- WORK TO BE COMPLETED: List, from the lines below, each one with "hüquqi" in it.

# Start of ENTRIES SHOWN

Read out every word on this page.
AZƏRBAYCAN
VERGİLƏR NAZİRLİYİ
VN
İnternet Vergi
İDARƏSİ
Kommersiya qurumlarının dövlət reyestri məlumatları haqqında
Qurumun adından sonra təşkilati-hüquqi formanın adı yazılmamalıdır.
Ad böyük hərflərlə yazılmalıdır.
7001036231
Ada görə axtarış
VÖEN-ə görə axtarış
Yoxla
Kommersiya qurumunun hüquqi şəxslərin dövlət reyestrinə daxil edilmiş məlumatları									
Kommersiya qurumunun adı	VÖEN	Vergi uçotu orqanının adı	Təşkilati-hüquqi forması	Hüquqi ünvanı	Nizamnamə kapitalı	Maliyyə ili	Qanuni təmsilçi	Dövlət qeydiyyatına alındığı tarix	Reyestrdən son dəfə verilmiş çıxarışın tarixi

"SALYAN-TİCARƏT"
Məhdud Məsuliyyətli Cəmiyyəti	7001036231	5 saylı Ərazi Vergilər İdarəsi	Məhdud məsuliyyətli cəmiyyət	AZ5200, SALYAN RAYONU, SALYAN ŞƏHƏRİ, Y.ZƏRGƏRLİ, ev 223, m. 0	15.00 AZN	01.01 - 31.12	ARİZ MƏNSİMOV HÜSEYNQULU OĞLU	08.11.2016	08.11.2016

# End of ENTRIES SHOWN

- RESPONSE BELOW:
Qurumun adından sonra təşkilati-hüquqi formanın adı yazılmamalıdır.
Kommersiya qurumunun hüquqi şəxslərin dövlət reyestrinə daxil edilmiş məlumatları									
Kommersiya qurumunun adı	VÖEN	Vergi uçotu orqanının adı	Təşkilati-hüquqi forması	Hüquqi ünvanı	Nizamnamə kapitalı	Maliyyə ili	Qanuni təmsilçi	Dövlət qeydiyyatına alındığı tarix	Reyestrdən son dəfə verilmiş çıxarışın tarixi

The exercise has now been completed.